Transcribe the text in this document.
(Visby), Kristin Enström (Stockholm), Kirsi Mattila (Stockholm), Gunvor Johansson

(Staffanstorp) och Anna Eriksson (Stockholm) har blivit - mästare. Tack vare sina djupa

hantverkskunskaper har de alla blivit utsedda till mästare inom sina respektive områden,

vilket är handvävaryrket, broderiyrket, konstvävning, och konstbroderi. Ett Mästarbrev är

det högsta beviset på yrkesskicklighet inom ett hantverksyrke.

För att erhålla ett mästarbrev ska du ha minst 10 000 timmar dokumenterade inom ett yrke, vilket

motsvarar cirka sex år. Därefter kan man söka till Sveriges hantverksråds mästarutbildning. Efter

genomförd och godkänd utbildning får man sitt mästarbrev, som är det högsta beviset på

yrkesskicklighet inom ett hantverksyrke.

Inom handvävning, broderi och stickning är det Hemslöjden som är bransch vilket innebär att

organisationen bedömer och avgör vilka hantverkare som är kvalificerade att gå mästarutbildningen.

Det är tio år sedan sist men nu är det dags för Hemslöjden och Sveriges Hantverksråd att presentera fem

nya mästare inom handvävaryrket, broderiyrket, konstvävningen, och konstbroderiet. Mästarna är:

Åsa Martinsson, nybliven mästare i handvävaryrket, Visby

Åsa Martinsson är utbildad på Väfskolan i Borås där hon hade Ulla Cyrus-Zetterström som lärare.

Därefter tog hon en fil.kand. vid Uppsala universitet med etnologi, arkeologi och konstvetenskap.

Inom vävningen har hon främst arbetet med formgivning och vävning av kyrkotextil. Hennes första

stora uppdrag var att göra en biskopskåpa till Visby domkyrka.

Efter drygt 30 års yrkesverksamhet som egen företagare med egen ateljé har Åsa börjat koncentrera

* * * * * * *

The task ->
The listing above is to be reproduced without a single change.

Expected output ->
Transcribe the text in this document.
(Visby), Kristin Enström (Stockholm), Kirsi Mattila (Stockholm), Gunvor Johansson

(Staffanstorp) och Anna Eriksson (Stockholm) har blivit - mästare. Tack vare sina djupa

hantverkskunskaper har de alla blivit utsedda till mästare inom sina respektive områden,

vilket är handvävaryrket, broderiyrket, konstvävning, och konstbroderi. Ett Mästarbrev är

det högsta beviset på yrkesskicklighet inom ett hantverksyrke.

För att erhålla ett mästarbrev ska du ha minst 10 000 timmar dokumenterade inom ett yrke, vilket

motsvarar cirka sex år. Därefter kan man söka till Sveriges hantverksråds mästarutbildning. Efter

genomförd och godkänd utbildning får man sitt mästarbrev, som är det högsta beviset på

yrkesskicklighet inom ett hantverksyrke.

Inom handvävning, broderi och stickning är det Hemslöjden som är bransch vilket innebär att

organisationen bedömer och avgör vilka hantverkare som är kvalificerade att gå mästarutbildningen.

Det är tio år sedan sist men nu är det dags för Hemslöjden och Sveriges Hantverksråd att presentera fem

nya mästare inom handvävaryrket, broderiyrket, konstvävningen, och konstbroderiet. Mästarna är:

Åsa Martinsson, nybliven mästare i handvävaryrket, Visby

Åsa Martinsson är utbildad på Väfskolan i Borås där hon hade Ulla Cyrus-Zetterström som lärare.

Därefter tog hon en fil.kand. vid Uppsala universitet med etnologi, arkeologi och konstvetenskap.

Inom vävningen har hon främst arbetet med formgivning och vävning av kyrkotextil. Hennes första

stora uppdrag var att göra en biskopskåpa till Visby domkyrka.

Efter drygt 30 års yrkesverksamhet som egen företagare med egen ateljé har Åsa börjat koncentrera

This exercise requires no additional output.